(Stored records)
-- Begin --
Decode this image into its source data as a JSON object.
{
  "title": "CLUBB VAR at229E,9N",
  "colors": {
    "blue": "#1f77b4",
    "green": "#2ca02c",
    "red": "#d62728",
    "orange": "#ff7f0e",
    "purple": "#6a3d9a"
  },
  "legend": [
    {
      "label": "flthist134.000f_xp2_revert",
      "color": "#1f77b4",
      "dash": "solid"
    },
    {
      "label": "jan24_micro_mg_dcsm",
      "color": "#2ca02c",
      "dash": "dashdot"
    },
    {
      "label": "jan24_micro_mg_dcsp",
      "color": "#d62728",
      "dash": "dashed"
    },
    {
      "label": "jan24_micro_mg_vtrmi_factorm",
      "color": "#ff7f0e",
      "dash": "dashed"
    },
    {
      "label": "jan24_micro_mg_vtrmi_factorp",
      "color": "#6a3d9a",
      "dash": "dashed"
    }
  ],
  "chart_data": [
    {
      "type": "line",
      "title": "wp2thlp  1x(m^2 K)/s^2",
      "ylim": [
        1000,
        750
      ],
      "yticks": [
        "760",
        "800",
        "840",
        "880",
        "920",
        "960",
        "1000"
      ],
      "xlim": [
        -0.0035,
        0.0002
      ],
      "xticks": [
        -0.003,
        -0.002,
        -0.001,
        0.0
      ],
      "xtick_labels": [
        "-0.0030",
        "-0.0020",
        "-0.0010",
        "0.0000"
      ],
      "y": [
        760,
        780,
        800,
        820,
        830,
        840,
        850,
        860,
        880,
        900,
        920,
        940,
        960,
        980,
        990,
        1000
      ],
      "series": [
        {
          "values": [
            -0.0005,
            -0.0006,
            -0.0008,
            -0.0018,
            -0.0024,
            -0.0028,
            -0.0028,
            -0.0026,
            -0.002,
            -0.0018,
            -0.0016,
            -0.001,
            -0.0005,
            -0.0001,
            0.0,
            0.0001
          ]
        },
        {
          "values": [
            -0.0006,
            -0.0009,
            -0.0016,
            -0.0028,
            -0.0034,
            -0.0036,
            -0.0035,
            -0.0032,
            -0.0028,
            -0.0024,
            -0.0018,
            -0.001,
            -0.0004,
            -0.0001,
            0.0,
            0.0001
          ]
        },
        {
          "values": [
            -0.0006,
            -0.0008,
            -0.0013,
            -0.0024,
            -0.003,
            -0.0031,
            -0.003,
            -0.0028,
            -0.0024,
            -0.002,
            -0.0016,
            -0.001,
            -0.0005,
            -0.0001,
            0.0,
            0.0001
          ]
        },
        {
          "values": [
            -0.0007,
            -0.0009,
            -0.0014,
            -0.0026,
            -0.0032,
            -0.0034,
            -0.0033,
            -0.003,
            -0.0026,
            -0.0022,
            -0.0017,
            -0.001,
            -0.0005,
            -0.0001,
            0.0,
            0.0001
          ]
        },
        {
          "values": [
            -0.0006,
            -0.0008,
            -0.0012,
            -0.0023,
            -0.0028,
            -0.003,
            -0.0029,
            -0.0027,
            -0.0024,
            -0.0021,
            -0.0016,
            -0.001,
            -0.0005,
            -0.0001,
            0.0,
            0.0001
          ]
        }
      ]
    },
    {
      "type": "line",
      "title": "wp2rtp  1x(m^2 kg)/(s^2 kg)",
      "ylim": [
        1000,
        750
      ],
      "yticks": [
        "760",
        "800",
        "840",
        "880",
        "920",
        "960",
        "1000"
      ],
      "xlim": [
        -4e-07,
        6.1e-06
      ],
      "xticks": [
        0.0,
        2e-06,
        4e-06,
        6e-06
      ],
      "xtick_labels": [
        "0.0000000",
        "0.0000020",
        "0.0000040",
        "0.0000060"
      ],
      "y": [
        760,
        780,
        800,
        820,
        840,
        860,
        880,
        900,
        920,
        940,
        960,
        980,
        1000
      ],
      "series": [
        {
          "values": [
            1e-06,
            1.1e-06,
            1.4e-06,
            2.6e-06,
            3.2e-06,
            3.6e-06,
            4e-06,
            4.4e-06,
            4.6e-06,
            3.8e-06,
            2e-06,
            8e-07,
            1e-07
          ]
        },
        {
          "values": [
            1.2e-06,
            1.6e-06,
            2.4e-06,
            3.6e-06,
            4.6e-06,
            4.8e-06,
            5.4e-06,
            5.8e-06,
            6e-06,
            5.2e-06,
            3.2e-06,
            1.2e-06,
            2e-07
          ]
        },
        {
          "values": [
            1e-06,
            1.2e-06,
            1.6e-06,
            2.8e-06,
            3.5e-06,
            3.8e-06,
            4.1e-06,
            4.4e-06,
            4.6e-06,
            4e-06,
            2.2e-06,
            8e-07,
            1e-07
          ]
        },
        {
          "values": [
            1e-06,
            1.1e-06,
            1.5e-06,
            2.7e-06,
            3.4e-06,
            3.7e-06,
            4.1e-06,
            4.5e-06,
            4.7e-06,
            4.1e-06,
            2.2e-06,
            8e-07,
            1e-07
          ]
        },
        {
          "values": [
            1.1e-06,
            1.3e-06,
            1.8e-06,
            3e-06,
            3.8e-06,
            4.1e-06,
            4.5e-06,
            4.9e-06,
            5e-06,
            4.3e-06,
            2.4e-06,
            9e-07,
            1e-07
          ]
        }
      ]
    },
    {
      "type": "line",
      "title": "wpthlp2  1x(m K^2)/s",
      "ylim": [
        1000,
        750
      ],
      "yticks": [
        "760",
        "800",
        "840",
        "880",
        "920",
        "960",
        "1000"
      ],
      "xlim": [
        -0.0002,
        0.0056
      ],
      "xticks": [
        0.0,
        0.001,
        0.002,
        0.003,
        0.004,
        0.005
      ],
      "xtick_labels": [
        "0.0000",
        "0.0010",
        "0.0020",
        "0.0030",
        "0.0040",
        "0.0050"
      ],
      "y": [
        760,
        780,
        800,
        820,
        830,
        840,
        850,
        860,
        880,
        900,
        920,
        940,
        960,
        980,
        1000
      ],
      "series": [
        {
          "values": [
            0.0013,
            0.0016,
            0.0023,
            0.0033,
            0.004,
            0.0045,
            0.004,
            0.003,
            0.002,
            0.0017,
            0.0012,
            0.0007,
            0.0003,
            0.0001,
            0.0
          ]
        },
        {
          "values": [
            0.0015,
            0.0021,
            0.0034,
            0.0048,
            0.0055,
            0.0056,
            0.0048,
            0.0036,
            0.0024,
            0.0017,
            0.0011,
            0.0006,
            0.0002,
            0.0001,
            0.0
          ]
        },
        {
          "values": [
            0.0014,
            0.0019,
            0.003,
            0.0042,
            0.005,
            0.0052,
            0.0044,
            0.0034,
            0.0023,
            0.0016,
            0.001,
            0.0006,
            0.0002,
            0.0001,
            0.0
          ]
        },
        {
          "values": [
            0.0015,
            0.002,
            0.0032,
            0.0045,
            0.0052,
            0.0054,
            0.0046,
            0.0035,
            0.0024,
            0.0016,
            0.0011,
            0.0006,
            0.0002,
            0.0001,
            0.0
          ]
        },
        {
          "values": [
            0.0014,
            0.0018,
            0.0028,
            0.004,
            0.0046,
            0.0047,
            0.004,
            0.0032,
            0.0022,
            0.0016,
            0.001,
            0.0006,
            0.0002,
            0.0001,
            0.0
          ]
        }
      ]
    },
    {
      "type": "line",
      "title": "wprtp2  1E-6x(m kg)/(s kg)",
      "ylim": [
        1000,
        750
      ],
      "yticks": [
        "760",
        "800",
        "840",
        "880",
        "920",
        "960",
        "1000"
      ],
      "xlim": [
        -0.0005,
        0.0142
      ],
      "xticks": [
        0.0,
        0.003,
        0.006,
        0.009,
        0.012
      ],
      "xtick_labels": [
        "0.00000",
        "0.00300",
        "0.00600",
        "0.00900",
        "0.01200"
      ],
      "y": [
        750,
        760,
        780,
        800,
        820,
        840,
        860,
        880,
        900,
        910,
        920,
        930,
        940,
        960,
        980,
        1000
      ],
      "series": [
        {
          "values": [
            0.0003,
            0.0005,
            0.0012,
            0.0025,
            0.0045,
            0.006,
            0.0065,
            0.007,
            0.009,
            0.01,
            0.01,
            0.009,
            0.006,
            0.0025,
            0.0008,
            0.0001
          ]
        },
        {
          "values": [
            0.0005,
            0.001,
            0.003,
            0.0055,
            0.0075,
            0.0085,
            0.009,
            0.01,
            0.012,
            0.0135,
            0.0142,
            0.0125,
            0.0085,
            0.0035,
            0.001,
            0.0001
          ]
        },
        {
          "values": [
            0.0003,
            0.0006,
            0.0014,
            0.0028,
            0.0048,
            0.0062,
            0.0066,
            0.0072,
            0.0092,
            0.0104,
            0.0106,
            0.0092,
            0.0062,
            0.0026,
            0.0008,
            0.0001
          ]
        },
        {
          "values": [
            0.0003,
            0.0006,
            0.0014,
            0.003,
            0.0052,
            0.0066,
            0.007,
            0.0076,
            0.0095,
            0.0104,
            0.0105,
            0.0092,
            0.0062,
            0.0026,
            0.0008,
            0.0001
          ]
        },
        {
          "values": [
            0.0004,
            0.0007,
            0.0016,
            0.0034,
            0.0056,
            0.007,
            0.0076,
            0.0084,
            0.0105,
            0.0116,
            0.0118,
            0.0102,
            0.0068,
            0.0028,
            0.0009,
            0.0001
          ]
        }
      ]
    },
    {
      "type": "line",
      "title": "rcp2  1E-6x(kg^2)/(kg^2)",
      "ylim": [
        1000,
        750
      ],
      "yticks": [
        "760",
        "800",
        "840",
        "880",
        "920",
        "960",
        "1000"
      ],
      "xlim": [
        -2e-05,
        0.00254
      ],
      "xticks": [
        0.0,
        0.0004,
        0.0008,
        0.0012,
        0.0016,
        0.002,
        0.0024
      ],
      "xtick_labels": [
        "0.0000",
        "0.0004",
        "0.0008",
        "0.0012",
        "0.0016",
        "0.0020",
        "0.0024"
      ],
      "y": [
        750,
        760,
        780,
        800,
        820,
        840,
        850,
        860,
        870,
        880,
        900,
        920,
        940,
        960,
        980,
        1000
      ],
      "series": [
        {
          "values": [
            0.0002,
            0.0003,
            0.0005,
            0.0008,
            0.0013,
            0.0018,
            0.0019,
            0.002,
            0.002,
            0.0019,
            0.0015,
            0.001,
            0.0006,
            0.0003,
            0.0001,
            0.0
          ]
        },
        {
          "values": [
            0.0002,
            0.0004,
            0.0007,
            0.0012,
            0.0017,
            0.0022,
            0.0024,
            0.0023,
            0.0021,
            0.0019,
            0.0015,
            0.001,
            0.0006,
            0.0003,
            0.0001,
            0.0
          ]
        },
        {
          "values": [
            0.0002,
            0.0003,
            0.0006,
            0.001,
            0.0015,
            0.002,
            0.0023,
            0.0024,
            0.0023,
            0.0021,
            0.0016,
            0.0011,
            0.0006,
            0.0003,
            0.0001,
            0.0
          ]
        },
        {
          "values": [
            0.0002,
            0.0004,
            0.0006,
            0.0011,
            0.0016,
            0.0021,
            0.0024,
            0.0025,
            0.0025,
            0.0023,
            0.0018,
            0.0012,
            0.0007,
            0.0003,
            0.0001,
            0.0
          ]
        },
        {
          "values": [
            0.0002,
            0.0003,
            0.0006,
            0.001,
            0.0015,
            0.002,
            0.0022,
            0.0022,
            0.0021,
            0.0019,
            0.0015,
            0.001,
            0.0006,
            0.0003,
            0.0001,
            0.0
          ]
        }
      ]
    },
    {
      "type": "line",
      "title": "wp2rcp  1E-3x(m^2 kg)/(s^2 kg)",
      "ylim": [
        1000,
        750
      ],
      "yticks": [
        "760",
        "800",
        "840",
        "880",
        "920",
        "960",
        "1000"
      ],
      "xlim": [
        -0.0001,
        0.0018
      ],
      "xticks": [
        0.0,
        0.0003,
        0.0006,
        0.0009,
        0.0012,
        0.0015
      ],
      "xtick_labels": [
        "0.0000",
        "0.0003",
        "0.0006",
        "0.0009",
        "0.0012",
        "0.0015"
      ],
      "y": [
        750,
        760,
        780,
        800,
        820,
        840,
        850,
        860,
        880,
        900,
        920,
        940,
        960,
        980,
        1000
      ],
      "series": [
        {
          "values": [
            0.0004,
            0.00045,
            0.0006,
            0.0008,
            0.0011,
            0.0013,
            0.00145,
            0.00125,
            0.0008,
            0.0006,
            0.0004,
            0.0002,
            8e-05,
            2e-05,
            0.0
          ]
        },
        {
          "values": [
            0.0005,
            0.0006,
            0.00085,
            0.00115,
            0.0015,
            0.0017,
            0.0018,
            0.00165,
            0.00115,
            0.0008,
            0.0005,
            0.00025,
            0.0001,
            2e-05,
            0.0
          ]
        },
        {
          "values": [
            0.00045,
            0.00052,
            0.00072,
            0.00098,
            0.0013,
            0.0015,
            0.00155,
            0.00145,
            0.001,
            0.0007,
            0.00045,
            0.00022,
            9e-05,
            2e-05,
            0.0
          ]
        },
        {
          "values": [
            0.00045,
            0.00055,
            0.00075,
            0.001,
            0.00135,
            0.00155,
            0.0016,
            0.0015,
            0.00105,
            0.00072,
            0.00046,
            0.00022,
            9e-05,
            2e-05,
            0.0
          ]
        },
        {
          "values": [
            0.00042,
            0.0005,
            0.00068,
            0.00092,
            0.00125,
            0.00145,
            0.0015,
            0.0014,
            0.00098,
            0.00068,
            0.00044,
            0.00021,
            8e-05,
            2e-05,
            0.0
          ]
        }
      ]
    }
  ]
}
-- End --
Go through the lines above. Select every one that has the string "title".

  "title": "CLUBB VAR at229E,9N",
      "title": "wp2thlp  1x(m^2 K)/s^2",
      "title": "wp2rtp  1x(m^2 kg)/(s^2 kg)",
      "title": "wpthlp2  1x(m K^2)/s",
      "title": "wprtp2  1E-6x(m kg)/(s kg)",
      "title": "rcp2  1E-6x(kg^2)/(kg^2)",
      "title": "wp2rcp  1E-3x(m^2 kg)/(s^2 kg)",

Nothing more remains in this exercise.